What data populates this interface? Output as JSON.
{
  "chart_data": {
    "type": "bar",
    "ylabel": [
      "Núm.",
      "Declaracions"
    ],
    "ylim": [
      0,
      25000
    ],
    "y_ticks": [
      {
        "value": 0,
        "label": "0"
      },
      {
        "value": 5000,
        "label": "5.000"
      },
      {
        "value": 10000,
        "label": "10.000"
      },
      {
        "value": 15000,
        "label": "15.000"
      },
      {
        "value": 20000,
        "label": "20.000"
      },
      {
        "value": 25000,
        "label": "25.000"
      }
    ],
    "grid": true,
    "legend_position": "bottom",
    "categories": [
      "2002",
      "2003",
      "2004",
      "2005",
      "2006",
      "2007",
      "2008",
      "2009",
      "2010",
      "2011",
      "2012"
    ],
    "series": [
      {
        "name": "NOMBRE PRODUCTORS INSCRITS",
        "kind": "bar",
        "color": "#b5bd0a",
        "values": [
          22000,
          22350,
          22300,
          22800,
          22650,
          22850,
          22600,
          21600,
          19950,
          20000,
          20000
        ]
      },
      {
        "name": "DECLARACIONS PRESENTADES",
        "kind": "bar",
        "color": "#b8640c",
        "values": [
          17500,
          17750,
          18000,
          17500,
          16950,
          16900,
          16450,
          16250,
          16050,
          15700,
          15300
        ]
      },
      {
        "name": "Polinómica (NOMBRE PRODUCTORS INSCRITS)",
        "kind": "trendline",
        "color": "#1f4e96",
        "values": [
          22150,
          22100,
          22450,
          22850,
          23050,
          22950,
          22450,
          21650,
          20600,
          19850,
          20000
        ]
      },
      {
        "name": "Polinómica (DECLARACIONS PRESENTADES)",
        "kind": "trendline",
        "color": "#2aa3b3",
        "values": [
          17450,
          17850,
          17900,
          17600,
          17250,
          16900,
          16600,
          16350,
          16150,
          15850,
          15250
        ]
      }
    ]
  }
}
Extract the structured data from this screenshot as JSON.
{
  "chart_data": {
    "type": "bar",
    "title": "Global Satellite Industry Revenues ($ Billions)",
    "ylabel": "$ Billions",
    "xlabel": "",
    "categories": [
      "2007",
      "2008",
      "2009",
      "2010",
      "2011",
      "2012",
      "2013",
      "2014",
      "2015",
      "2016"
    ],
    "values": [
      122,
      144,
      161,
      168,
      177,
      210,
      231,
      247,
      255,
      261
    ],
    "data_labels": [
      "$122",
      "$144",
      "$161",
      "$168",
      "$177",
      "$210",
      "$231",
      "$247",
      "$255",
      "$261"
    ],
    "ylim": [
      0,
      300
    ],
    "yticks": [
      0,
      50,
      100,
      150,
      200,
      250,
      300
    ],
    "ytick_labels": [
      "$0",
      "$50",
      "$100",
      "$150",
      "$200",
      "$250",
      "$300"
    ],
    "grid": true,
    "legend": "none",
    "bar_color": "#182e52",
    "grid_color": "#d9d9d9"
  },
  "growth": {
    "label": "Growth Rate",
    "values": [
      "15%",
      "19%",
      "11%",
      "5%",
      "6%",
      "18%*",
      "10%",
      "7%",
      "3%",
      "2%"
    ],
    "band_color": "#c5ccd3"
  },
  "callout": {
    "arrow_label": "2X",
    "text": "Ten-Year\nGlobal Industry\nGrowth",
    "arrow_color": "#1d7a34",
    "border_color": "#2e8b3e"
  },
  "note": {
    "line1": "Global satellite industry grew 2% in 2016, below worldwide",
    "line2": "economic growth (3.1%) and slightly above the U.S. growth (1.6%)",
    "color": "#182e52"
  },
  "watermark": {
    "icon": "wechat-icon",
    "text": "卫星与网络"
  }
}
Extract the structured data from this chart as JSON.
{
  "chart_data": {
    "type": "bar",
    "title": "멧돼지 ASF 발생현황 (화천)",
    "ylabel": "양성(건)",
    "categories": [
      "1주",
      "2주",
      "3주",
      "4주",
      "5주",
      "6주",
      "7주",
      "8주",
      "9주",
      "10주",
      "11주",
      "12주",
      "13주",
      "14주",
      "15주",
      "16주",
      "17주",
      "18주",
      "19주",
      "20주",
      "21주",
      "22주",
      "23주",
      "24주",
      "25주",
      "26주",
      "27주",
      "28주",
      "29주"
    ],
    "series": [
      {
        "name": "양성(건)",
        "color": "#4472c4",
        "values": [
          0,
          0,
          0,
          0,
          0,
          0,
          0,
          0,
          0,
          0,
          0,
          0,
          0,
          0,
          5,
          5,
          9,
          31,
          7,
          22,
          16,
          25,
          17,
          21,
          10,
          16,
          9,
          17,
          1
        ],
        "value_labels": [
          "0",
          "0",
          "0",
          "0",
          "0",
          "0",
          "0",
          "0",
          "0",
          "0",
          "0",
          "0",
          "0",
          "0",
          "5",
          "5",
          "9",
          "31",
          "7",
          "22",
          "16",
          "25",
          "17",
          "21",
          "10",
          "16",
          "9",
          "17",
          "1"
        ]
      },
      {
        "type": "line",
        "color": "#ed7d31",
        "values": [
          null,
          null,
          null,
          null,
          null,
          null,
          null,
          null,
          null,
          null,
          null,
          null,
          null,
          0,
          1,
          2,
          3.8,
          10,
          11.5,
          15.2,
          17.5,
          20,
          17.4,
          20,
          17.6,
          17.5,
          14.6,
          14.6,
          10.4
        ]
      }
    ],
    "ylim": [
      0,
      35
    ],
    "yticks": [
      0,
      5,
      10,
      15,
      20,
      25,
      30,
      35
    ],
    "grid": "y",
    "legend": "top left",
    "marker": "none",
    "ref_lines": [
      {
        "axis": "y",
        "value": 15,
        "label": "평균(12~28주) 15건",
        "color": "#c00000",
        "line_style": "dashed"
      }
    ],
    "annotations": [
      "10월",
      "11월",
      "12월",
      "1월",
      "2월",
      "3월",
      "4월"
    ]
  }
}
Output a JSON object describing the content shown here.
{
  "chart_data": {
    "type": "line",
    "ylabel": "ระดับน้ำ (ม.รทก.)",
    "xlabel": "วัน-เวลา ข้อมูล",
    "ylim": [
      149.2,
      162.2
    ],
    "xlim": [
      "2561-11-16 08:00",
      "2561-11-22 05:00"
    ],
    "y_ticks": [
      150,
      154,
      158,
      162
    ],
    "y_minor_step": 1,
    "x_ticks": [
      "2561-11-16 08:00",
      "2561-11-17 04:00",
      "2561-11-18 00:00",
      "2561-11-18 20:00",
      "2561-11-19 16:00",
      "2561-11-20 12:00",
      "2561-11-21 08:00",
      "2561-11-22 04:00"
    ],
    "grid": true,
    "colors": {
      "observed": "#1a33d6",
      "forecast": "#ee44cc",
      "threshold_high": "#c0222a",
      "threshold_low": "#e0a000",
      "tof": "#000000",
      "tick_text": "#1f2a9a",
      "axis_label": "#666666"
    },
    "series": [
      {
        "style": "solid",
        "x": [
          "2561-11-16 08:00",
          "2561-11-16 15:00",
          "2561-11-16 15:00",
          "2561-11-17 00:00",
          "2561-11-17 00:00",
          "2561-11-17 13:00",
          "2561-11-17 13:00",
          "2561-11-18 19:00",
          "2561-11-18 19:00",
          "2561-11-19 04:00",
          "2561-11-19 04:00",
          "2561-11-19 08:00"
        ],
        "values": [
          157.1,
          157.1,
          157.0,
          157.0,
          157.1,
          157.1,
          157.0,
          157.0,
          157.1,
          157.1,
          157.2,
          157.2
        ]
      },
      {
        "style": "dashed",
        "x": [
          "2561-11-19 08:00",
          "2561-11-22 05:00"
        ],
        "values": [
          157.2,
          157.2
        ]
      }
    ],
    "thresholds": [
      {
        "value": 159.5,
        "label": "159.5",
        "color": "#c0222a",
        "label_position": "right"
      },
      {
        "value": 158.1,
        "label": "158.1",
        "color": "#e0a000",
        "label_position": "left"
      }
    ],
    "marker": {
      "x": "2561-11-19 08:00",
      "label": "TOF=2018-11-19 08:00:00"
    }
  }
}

### Objective
State the count of lines in the data holding the word "title", adding nothing to it.

### Exercise response
2